**** DATA SUPPLIED

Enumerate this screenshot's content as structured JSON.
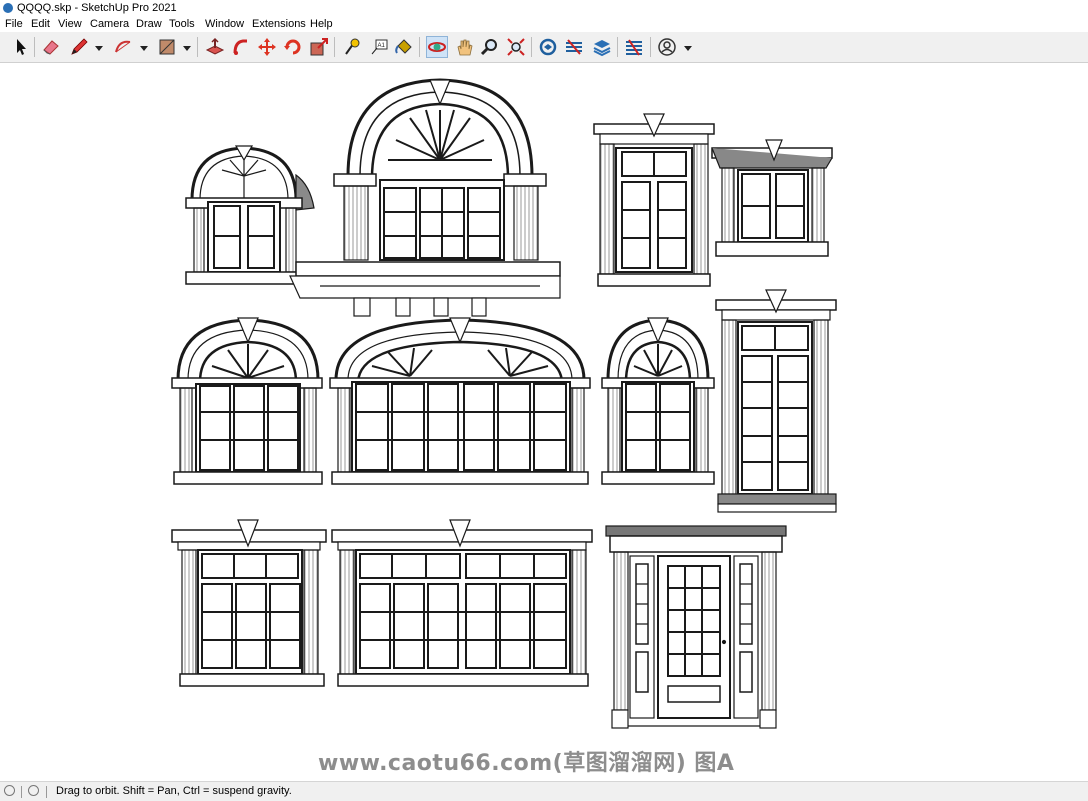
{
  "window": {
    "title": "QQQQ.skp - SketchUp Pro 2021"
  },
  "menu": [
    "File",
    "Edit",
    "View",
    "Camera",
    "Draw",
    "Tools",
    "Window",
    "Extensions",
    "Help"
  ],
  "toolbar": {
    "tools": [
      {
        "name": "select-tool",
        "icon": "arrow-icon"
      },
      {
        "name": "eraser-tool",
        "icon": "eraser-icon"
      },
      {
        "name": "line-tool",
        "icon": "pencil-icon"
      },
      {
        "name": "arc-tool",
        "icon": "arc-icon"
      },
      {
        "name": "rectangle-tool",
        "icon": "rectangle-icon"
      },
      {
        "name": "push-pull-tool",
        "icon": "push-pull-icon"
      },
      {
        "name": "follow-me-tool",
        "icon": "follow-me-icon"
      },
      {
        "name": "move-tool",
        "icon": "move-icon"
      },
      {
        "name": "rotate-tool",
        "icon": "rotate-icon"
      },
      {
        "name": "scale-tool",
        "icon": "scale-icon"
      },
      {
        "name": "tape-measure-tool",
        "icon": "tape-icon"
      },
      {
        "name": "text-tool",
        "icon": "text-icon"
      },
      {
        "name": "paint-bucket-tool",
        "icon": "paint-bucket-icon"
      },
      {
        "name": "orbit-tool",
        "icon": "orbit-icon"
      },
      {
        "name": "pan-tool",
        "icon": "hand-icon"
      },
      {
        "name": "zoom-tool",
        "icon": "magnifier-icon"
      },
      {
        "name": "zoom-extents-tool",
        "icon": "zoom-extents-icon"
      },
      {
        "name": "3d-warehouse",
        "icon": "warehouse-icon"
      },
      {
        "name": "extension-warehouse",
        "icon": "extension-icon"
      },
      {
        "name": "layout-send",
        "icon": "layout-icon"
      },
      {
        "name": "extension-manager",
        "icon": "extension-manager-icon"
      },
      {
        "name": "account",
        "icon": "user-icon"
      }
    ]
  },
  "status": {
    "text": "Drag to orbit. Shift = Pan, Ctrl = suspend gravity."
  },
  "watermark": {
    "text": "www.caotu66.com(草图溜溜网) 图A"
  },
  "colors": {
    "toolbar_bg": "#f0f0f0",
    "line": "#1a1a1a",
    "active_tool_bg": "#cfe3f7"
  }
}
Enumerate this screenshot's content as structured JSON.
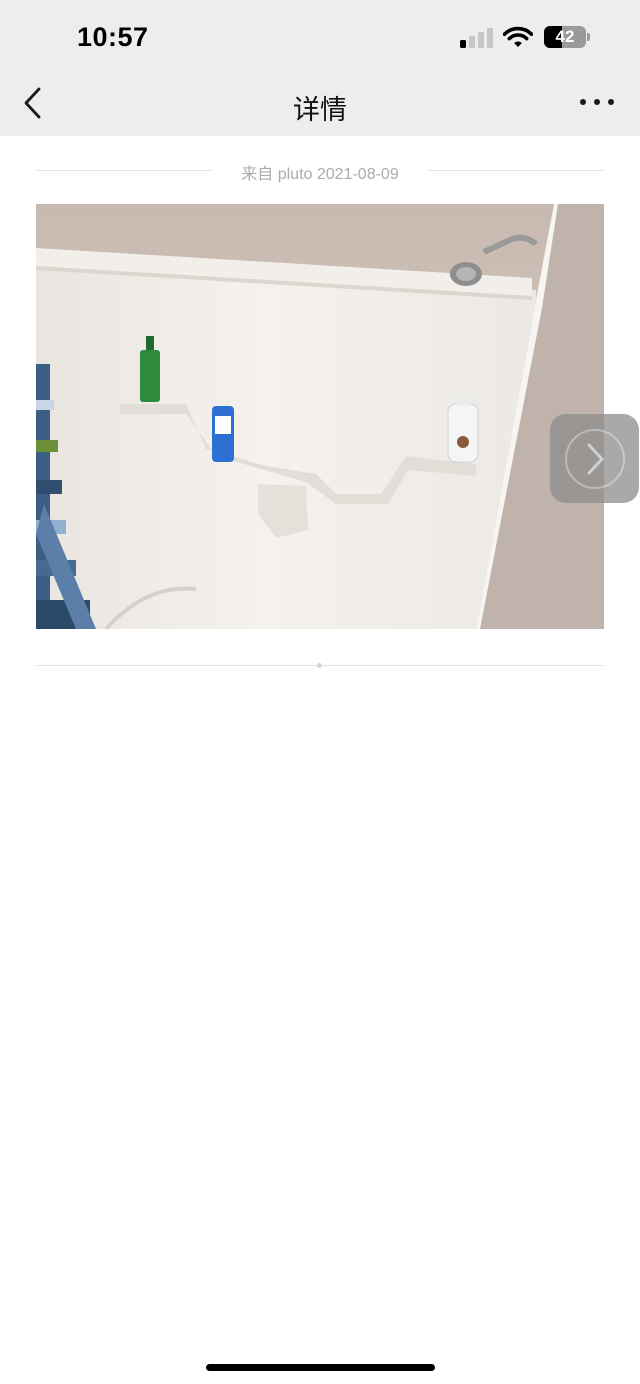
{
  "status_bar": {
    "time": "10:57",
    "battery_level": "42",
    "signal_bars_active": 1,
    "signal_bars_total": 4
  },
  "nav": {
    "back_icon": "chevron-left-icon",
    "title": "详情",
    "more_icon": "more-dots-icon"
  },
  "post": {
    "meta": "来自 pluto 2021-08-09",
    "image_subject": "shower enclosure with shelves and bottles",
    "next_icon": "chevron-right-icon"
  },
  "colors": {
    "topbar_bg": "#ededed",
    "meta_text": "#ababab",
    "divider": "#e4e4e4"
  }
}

********

▶ _WHAT TO WORK ON_: Search the data for the string "extents" and copy each line where it appears.

▶ _SOLUTION TO THE EXERCISE_:
        "name": "zoom-extents-tool",
        "icon": "zoom-extents-icon"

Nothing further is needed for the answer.